[TO DO] Below you will find a set of lines. Repeat them all exactly.

________________________

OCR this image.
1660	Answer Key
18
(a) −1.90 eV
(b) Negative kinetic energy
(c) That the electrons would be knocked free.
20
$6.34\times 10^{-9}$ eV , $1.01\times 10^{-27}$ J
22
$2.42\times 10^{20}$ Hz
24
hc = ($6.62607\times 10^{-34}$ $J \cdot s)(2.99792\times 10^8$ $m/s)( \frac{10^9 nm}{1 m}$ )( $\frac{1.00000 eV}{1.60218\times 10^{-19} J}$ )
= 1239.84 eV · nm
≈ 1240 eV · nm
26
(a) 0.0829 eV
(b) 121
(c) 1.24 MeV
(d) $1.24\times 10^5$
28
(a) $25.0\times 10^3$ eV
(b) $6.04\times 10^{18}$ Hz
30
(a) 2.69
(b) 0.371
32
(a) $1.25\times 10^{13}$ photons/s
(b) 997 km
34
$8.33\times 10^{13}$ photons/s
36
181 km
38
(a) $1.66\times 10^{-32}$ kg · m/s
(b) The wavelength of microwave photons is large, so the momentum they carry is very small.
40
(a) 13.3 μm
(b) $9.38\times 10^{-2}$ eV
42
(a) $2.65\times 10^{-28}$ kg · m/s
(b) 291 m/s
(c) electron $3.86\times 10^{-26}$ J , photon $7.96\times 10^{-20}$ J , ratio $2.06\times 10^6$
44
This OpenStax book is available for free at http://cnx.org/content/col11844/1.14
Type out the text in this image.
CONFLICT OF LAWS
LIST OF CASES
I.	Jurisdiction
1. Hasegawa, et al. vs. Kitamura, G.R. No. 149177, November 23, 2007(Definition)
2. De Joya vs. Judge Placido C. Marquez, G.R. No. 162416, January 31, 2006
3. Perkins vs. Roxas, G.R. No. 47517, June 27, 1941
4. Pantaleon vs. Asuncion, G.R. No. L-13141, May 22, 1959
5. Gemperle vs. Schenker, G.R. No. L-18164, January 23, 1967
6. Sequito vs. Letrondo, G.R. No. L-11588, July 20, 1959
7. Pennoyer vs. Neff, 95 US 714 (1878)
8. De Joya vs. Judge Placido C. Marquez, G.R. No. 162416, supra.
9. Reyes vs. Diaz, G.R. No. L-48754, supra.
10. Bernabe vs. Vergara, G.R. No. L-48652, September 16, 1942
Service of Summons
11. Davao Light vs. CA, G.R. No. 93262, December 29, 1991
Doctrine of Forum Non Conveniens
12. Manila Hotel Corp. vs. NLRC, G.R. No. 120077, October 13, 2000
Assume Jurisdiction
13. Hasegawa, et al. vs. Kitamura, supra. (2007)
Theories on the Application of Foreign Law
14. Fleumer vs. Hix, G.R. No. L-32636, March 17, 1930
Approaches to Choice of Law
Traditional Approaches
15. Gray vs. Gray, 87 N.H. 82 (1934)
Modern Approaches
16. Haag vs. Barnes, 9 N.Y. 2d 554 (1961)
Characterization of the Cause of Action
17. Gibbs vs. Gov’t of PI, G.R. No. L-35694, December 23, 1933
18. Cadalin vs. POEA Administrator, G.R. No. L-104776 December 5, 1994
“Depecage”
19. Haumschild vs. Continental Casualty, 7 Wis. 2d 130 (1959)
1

________________________

[TASK ANSWER]
OCR this image.
1660	Answer Key
18
(a) −1.90 eV
(b) Negative kinetic energy
(c) That the electrons would be knocked free.
20
$6.34\times 10^{-9}$ eV , $1.01\times 10^{-27}$ J
22
$2.42\times 10^{20}$ Hz
24
hc = ($6.62607\times 10^{-34}$ $J \cdot s)(2.99792\times 10^8$ $m/s)( \frac{10^9 nm}{1 m}$ )( $\frac{1.00000 eV}{1.60218\times 10^{-19} J}$ )
= 1239.84 eV · nm
≈ 1240 eV · nm
26
(a) 0.0829 eV
(b) 121
(c) 1.24 MeV
(d) $1.24\times 10^5$
28
(a) $25.0\times 10^3$ eV
(b) $6.04\times 10^{18}$ Hz
30
(a) 2.69
(b) 0.371
32
(a) $1.25\times 10^{13}$ photons/s
(b) 997 km
34
$8.33\times 10^{13}$ photons/s
36
181 km
38
(a) $1.66\times 10^{-32}$ kg · m/s
(b) The wavelength of microwave photons is large, so the momentum they carry is very small.
40
(a) 13.3 μm
(b) $9.38\times 10^{-2}$ eV
42
(a) $2.65\times 10^{-28}$ kg · m/s
(b) 291 m/s
(c) electron $3.86\times 10^{-26}$ J , photon $7.96\times 10^{-20}$ J , ratio $2.06\times 10^6$
44
This OpenStax book is available for free at http://cnx.org/content/col11844/1.14
Type out the text in this image.
CONFLICT OF LAWS
LIST OF CASES
I.	Jurisdiction
1. Hasegawa, et al. vs. Kitamura, G.R. No. 149177, November 23, 2007(Definition)
2. De Joya vs. Judge Placido C. Marquez, G.R. No. 162416, January 31, 2006
3. Perkins vs. Roxas, G.R. No. 47517, June 27, 1941
4. Pantaleon vs. Asuncion, G.R. No. L-13141, May 22, 1959
5. Gemperle vs. Schenker, G.R. No. L-18164, January 23, 1967
6. Sequito vs. Letrondo, G.R. No. L-11588, July 20, 1959
7. Pennoyer vs. Neff, 95 US 714 (1878)
8. De Joya vs. Judge Placido C. Marquez, G.R. No. 162416, supra.
9. Reyes vs. Diaz, G.R. No. L-48754, supra.
10. Bernabe vs. Vergara, G.R. No. L-48652, September 16, 1942
Service of Summons
11. Davao Light vs. CA, G.R. No. 93262, December 29, 1991
Doctrine of Forum Non Conveniens
12. Manila Hotel Corp. vs. NLRC, G.R. No. 120077, October 13, 2000
Assume Jurisdiction
13. Hasegawa, et al. vs. Kitamura, supra. (2007)
Theories on the Application of Foreign Law
14. Fleumer vs. Hix, G.R. No. L-32636, March 17, 1930
Approaches to Choice of Law
Traditional Approaches
15. Gray vs. Gray, 87 N.H. 82 (1934)
Modern Approaches
16. Haag vs. Barnes, 9 N.Y. 2d 554 (1961)
Characterization of the Cause of Action
17. Gibbs vs. Gov’t of PI, G.R. No. L-35694, December 23, 1933
18. Cadalin vs. POEA Administrator, G.R. No. L-104776 December 5, 1994
“Depecage”
19. Haumschild vs. Continental Casualty, 7 Wis. 2d 130 (1959)
1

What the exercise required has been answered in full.